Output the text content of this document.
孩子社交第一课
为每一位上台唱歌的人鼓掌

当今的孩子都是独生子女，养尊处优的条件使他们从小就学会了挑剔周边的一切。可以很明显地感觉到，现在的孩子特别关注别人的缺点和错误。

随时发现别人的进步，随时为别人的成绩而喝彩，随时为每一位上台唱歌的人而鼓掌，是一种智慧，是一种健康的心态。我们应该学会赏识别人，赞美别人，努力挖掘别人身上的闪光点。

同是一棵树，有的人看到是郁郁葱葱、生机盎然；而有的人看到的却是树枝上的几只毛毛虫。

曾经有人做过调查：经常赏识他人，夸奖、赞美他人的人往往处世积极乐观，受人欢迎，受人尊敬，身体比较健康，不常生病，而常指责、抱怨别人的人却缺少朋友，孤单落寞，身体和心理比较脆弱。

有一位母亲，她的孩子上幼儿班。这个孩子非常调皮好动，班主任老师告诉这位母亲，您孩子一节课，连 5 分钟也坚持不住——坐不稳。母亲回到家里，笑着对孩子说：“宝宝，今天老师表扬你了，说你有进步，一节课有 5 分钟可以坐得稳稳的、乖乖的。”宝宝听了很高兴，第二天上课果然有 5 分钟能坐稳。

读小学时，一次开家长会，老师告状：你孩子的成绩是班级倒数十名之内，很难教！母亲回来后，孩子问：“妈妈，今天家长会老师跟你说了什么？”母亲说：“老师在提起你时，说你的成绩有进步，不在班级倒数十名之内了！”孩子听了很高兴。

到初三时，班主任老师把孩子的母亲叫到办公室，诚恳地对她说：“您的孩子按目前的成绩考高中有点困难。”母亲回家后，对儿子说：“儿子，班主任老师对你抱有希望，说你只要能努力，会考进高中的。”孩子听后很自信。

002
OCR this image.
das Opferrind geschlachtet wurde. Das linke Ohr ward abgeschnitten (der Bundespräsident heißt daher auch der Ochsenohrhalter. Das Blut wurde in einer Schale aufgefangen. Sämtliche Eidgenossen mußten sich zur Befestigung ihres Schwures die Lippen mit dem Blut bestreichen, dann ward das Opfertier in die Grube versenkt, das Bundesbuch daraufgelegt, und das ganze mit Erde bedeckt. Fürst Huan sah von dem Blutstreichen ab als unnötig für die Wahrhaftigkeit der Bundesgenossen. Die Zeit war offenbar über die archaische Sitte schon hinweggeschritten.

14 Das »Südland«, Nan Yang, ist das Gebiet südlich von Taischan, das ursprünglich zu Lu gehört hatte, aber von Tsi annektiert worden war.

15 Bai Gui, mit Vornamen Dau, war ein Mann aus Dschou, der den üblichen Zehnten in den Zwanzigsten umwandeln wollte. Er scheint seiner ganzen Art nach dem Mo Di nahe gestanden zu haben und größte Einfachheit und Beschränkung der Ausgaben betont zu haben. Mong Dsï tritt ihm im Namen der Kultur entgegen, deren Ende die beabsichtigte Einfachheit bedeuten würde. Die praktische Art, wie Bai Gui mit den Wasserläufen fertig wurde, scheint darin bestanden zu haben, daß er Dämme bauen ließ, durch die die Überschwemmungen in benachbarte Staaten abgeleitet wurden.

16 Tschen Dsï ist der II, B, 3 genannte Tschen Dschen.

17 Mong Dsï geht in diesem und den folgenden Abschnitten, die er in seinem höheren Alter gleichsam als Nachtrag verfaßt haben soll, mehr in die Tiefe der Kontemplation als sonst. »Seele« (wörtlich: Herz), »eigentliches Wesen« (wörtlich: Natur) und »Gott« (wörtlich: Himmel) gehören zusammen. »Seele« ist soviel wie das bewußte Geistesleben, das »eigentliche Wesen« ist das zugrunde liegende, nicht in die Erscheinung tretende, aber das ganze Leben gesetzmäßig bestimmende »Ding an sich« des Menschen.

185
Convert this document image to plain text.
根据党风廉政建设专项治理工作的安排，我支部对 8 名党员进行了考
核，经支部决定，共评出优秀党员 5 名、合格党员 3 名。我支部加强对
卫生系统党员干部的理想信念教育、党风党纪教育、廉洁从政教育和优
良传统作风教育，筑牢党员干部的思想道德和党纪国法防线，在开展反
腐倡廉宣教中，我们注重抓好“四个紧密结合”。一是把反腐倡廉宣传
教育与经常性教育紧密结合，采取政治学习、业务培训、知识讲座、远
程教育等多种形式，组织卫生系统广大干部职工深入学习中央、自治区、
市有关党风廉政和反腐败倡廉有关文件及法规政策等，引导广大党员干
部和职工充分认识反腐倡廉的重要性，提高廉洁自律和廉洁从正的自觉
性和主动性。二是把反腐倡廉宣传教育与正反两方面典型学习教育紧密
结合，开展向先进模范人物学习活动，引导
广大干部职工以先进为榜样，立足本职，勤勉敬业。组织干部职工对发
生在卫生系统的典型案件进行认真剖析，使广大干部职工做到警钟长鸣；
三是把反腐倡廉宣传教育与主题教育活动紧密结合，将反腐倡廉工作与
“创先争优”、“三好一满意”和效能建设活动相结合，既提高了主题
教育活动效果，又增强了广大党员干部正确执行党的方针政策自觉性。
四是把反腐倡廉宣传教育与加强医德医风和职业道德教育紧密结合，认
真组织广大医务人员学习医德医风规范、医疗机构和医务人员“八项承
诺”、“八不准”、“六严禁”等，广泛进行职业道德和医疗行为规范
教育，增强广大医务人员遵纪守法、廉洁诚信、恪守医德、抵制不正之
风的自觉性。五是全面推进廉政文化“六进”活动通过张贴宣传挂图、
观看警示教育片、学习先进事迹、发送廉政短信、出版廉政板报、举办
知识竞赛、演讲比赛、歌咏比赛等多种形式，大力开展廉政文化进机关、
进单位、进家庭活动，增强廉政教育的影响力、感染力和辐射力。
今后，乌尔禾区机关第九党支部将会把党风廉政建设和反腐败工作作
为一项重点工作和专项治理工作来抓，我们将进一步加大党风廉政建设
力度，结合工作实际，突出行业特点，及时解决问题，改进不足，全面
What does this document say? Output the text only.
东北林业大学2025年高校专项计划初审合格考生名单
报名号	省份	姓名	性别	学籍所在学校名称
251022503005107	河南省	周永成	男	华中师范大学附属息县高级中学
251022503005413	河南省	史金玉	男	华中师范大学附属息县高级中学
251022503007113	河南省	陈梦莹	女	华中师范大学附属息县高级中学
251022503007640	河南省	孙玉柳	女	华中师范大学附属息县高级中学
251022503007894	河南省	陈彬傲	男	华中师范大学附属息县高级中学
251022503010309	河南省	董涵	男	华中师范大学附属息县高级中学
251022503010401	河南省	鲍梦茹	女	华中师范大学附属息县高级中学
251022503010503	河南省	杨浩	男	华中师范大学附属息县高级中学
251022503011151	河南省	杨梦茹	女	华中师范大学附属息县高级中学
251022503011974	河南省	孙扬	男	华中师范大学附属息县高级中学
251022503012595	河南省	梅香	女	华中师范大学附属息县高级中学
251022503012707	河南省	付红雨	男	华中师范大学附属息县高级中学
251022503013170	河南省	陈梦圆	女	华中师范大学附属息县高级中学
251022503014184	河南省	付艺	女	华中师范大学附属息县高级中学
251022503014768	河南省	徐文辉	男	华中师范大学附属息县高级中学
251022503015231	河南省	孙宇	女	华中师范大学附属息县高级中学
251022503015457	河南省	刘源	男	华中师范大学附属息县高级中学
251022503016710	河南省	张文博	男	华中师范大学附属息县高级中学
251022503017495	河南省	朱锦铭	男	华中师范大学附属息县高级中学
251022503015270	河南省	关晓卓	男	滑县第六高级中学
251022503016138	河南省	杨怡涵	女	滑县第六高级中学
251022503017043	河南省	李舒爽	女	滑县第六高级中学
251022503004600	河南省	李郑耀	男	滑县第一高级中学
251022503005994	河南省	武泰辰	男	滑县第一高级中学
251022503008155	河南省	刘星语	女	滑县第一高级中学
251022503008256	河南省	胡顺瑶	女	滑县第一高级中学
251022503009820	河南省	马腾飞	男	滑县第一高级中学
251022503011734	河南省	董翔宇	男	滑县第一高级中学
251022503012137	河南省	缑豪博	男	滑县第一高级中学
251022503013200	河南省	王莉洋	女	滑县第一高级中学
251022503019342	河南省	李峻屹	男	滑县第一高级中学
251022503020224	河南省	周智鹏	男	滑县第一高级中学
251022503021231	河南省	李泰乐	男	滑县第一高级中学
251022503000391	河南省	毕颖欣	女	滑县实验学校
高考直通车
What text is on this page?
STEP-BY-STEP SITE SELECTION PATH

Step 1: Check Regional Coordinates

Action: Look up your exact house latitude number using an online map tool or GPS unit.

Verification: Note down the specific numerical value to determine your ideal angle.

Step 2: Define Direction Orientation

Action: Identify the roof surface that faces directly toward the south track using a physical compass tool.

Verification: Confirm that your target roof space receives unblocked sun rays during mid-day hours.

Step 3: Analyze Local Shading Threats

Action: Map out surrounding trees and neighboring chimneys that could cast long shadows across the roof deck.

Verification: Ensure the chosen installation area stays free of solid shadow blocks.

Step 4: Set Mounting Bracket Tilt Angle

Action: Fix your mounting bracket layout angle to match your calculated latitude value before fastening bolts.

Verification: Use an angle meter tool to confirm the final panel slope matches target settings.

################

Exercise. Copy all lines from the data that hold the word "target".

Solution to this problem.
Verification: Confirm that your target roof space receives unblocked sun rays during mid-day hours.
Verification: Use an angle meter tool to confirm the final panel slope matches target settings.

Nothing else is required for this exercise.